[Set exercise]: Scan the data below for the string "United". Show every line where it turns up.

[Data excerpts]:
....................

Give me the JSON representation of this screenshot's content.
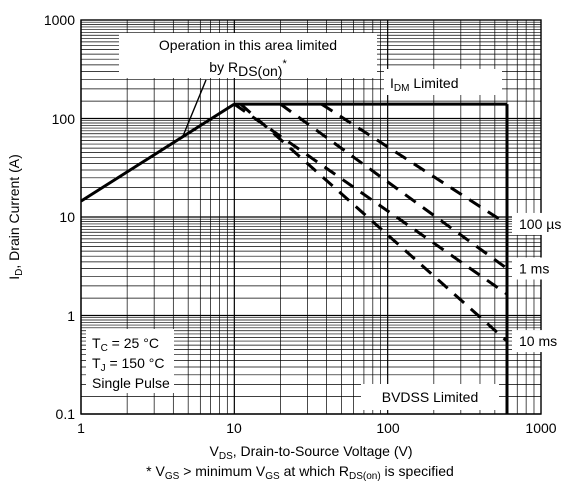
{
  "chart_data": {
    "type": "line",
    "xscale": "log",
    "yscale": "log",
    "xlim": [
      1,
      1000
    ],
    "ylim": [
      0.1,
      1000
    ],
    "grid": true,
    "x_ticks": [
      "1",
      "10",
      "100",
      "1000"
    ],
    "y_ticks": [
      "1000",
      "100",
      "10",
      "1",
      "0.1"
    ],
    "xlabel": {
      "main": "V",
      "sub": "DS",
      "rest": ", Drain-to-Source Voltage (V)"
    },
    "ylabel": {
      "main": "I",
      "sub": "D",
      "rest": ", Drain Current (A)"
    },
    "footnote": {
      "p1": "* V",
      "s1": "GS",
      "p2": " > minimum V",
      "s2": "GS",
      "p3": " at which R",
      "s3": "DS(on)",
      "p4": " is specified"
    },
    "conditions": [
      {
        "main": "T",
        "sub": "C",
        "rest": " = 25 °C"
      },
      {
        "main": "T",
        "sub": "J",
        "rest": " = 150 °C"
      },
      {
        "main": "Single Pulse",
        "sub": "",
        "rest": ""
      }
    ],
    "annotations": {
      "rds_line1": "Operation in this area limited",
      "rds_line2_pre": "by R",
      "rds_line2_sub": "DS(on)",
      "rds_line2_sup": "*",
      "idm_main": "I",
      "idm_sub": "DM",
      "idm_rest": " Limited",
      "bvdss": "BVDSS Limited"
    },
    "series": [
      {
        "name": "",
        "style": "solid",
        "points": [
          [
            1,
            14.5
          ],
          [
            10,
            140
          ]
        ]
      },
      {
        "name": "",
        "style": "solid",
        "points": [
          [
            10,
            140
          ],
          [
            600,
            140
          ]
        ]
      },
      {
        "name": "",
        "style": "solid",
        "points": [
          [
            600,
            140
          ],
          [
            600,
            0.1
          ]
        ]
      },
      {
        "name": "100 µs",
        "style": "dashed",
        "points": [
          [
            37,
            140
          ],
          [
            600,
            8.5
          ]
        ]
      },
      {
        "name": "1 ms",
        "style": "dashed",
        "points": [
          [
            20,
            140
          ],
          [
            600,
            3.0
          ]
        ]
      },
      {
        "name": "",
        "style": "dashed",
        "points": [
          [
            10,
            140
          ],
          [
            600,
            1.65
          ]
        ]
      },
      {
        "name": "10 ms",
        "style": "dashed",
        "points": [
          [
            11,
            140
          ],
          [
            600,
            0.55
          ]
        ]
      }
    ],
    "series_labels": [
      {
        "text": "100 µs",
        "at_y": 8.5
      },
      {
        "text": "1 ms",
        "at_y": 3.0
      },
      {
        "text": "10 ms",
        "at_y": 0.55
      }
    ]
  }
}
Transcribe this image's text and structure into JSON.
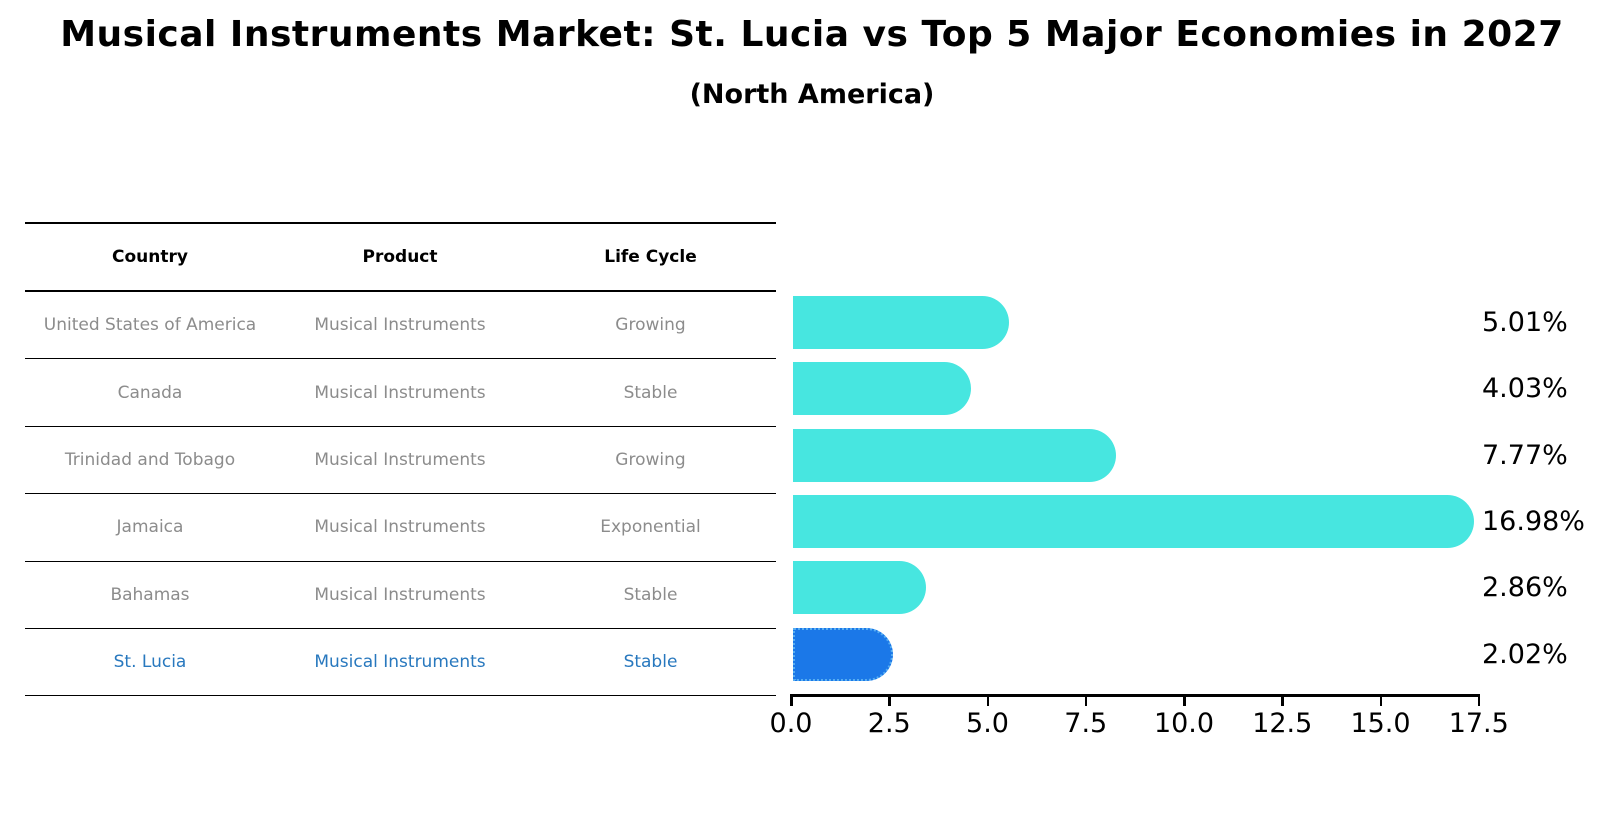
{
  "title": "Musical Instruments Market: St. Lucia vs Top 5 Major Economies in 2027",
  "subtitle": "(North America)",
  "table": {
    "headers": [
      "Country",
      "Product",
      "Life Cycle"
    ],
    "rows": [
      {
        "country": "United States of America",
        "product": "Musical Instruments",
        "life_cycle": "Growing",
        "highlight": false
      },
      {
        "country": "Canada",
        "product": "Musical Instruments",
        "life_cycle": "Stable",
        "highlight": false
      },
      {
        "country": "Trinidad and Tobago",
        "product": "Musical Instruments",
        "life_cycle": "Growing",
        "highlight": false
      },
      {
        "country": "Jamaica",
        "product": "Musical Instruments",
        "life_cycle": "Exponential",
        "highlight": false
      },
      {
        "country": "Bahamas",
        "product": "Musical Instruments",
        "life_cycle": "Stable",
        "highlight": false
      },
      {
        "country": "St. Lucia",
        "product": "Musical Instruments",
        "life_cycle": "Stable",
        "highlight": true
      }
    ]
  },
  "chart_data": {
    "type": "bar",
    "orientation": "horizontal",
    "categories": [
      "United States of America",
      "Canada",
      "Trinidad and Tobago",
      "Jamaica",
      "Bahamas",
      "St. Lucia"
    ],
    "values": [
      5.01,
      4.03,
      7.77,
      16.98,
      2.86,
      2.02
    ],
    "value_labels": [
      "5.01%",
      "4.03%",
      "7.77%",
      "16.98%",
      "2.86%",
      "2.02%"
    ],
    "life_cycles": [
      "Growing",
      "Stable",
      "Growing",
      "Exponential",
      "Stable",
      "Stable"
    ],
    "highlight_index": 5,
    "x_ticks": [
      "0.0",
      "2.5",
      "5.0",
      "7.5",
      "10.0",
      "12.5",
      "15.0",
      "17.5"
    ],
    "x_tick_values": [
      0,
      2.5,
      5,
      7.5,
      10,
      12.5,
      15,
      17.5
    ],
    "xlim": [
      0,
      17.5
    ],
    "grid": false,
    "legend": "none",
    "bar_color": "#47e6e0",
    "highlight_color": "#1b78e8",
    "highlight_text_color": "#2878be"
  }
}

....................

[Exercise solution]:
        "country": "United States of America",
      "United States of America",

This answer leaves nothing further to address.